* **Source excerpt**
--- Start ---
The part I'm having trouble understanding is the part in bold. I am familiar with PDFs but I am not quite sure how they fit into here. If we stick to the mirror example, what would be the PDF value we would divide by? Why? How would I go about finding the PDF value to divide by if I was using an arbitrary BRDF value such as a Phong reflection model or Cook-Torrance reflection model, etc? Lastly, why do we divide by the PDF instead of multiply? If we divide, don't we give more weight to a direction with a lower probability?

Let's assume that we have only materials without color (greyscale). Then, their BDRF at each point can be expressed as a single valued function
float BDRF(phi_in, theta_in, phi_out, theta_out, pointWhereObjWasHit);
Here, phi and theta are the azimuth and zenith angles of the two rays under consideration. For pure Lambertian reflection, this function would look like this:
float lambertBRDF(phi_in, theta_in, phi_out, theta_out, pointWhereObjWasHit)
{
return albedo*1/pi*cos(theta_out);
}
albedo ranges from 0 to 1 - this measures how much of the incoming light is reemitted. The factor 1/pi ensures that the integral of BRDF over all outgoing vectors does not exceed 1. With the naive approach of the Wikipedia article (http://en.wikipedia.org/wiki/Path_tracing), one can use this BRDF as follows:
Color TracePath(Ray r, depth) {
/* .... */
Ray newRay;
newRay.origin = r.pointWhereObjWasHit;
newRay.direction = RandomUnitVectorInHemisphereOf(normal(r.pointWhereObjWasHit));
Color reflected = TracePath(newRay, depth + 1);
return emittance + reflected*lambertBDRF(r.phi,r.theta,newRay.phi,newRay.theta,r.pointWhereObjWasHit);
}
As mentioned in the article and by Ross, this random sampling is unfortunate because it traces incoming directions (newRay's) from which little light is reflected with the same probability as directions from which there is lots of light. Instead, directions whence much light is reflected to the observer should be selected preferentially, to have an equal sample rate per contribution to the final color over all directions. For that, one needs a way to generate random rays from a probability distribution. Let's say there exists a function that can do that; this function takes as input the desired PDF (which, ideally should be be equal to the BDRF) and the incoming ray:
vector RandomVectorWithPDF(function PDF(p_i,t_i,p_o,t_o,point x), Ray incoming)
{
// this function is responsible to create random Rays emanating from x
// with the probability distribution PDF. Depending on the complexity of PDF,
// this might somewhat involved. It is possible, however, to do it for Lambertian
// reflection (how exactly is math, not programming):
vector randomVector;
if(PDF==lambertBDRF)
--- End ---
* **Supplied records**
--- Start ---
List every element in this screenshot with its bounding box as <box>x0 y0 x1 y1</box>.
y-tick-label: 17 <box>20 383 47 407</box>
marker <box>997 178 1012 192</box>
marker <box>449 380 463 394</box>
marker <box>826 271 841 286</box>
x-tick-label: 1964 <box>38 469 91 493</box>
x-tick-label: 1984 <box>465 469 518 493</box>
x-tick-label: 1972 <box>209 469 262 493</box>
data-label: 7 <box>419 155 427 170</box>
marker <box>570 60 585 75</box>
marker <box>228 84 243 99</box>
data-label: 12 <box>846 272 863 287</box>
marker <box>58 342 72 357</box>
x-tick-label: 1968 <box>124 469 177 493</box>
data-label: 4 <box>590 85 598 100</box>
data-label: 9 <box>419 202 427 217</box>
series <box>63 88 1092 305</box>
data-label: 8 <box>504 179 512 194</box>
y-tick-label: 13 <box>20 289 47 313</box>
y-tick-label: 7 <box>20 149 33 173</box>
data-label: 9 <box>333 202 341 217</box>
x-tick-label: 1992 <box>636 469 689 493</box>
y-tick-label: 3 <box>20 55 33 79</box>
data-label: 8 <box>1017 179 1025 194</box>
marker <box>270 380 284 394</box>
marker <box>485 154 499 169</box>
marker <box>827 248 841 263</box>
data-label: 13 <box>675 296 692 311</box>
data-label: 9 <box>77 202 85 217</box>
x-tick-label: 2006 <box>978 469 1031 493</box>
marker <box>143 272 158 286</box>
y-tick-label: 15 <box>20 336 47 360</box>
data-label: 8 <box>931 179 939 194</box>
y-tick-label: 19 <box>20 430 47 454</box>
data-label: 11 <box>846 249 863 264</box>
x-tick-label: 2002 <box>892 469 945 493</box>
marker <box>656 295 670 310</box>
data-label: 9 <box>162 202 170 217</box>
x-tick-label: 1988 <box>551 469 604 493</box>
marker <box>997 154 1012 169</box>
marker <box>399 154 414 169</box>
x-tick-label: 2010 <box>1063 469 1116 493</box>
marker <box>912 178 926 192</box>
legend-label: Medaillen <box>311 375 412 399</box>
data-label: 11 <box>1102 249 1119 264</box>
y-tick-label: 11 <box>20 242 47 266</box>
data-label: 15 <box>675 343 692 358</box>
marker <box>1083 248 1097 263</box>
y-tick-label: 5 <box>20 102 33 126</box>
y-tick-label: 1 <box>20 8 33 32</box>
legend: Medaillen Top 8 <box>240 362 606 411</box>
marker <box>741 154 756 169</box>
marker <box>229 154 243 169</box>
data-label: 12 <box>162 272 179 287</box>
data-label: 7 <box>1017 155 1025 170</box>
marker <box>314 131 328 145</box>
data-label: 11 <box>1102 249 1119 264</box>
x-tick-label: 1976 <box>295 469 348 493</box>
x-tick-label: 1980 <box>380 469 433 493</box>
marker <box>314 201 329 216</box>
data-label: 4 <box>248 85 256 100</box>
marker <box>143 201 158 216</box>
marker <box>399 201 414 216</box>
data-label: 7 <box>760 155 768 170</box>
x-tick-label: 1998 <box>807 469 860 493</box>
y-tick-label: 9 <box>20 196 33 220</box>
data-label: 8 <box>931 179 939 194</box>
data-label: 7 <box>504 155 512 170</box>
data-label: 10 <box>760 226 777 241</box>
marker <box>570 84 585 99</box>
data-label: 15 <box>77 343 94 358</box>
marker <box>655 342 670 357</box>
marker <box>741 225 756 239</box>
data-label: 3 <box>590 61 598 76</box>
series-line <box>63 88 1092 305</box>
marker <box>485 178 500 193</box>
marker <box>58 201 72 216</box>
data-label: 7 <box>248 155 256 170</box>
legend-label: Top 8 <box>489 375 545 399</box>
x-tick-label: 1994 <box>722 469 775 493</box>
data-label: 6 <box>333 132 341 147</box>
--- End ---
--- Start ---
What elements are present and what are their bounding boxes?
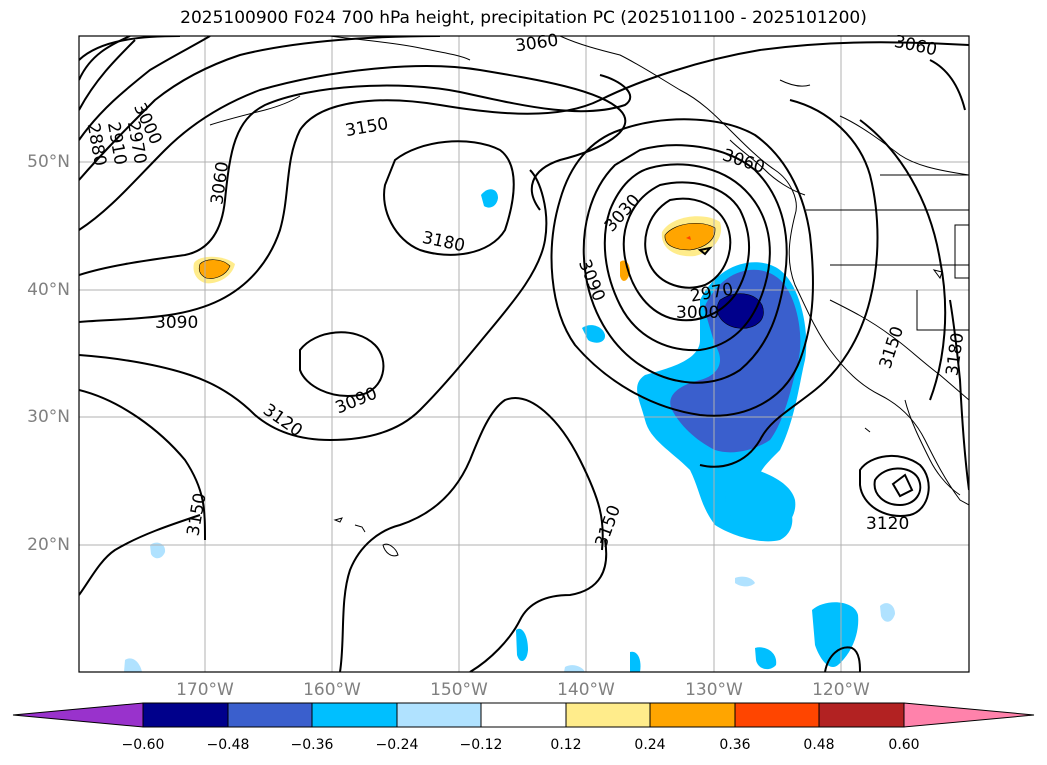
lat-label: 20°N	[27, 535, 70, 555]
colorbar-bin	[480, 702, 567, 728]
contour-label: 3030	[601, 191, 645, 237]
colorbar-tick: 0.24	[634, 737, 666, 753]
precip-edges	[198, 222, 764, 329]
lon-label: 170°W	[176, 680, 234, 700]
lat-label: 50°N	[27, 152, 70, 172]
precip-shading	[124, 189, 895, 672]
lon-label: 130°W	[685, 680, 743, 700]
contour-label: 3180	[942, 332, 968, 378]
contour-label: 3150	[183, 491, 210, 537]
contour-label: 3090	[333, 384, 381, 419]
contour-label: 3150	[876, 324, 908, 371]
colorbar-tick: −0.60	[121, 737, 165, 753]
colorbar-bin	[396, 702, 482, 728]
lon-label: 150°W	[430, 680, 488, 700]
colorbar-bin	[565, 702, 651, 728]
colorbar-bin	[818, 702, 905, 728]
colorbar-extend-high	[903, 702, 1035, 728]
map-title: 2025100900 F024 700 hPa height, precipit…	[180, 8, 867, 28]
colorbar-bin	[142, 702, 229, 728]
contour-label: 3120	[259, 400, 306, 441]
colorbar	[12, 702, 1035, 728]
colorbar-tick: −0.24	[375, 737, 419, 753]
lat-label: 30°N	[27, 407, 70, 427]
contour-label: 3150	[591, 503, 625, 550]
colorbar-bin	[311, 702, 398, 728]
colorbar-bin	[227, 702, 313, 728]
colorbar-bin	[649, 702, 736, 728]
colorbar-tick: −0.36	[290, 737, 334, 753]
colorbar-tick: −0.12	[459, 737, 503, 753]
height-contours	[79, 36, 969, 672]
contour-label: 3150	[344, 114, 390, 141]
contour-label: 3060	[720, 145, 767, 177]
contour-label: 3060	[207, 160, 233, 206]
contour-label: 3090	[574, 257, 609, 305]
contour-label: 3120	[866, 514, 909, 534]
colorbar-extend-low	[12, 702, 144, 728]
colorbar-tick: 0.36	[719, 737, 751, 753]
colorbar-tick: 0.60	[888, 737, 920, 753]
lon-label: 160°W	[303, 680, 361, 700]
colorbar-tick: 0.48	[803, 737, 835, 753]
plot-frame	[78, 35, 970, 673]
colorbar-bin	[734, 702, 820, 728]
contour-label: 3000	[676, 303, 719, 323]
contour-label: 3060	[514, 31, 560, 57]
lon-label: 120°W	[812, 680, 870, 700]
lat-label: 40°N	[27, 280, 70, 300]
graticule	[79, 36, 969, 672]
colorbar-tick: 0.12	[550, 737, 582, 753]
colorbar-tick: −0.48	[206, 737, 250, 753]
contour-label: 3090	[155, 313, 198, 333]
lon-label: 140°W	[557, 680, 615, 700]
--- End ---
* **Given problem**
From the path tracing excerpt, list every function whose signature is written out with a return type before its name, and give that return type for each. Answer using only the path tracing excerpt.

* **Solution to the exercise**
- BDRF: float
- lambertBRDF: float
- TracePath: Color
- RandomVectorWithPDF: vector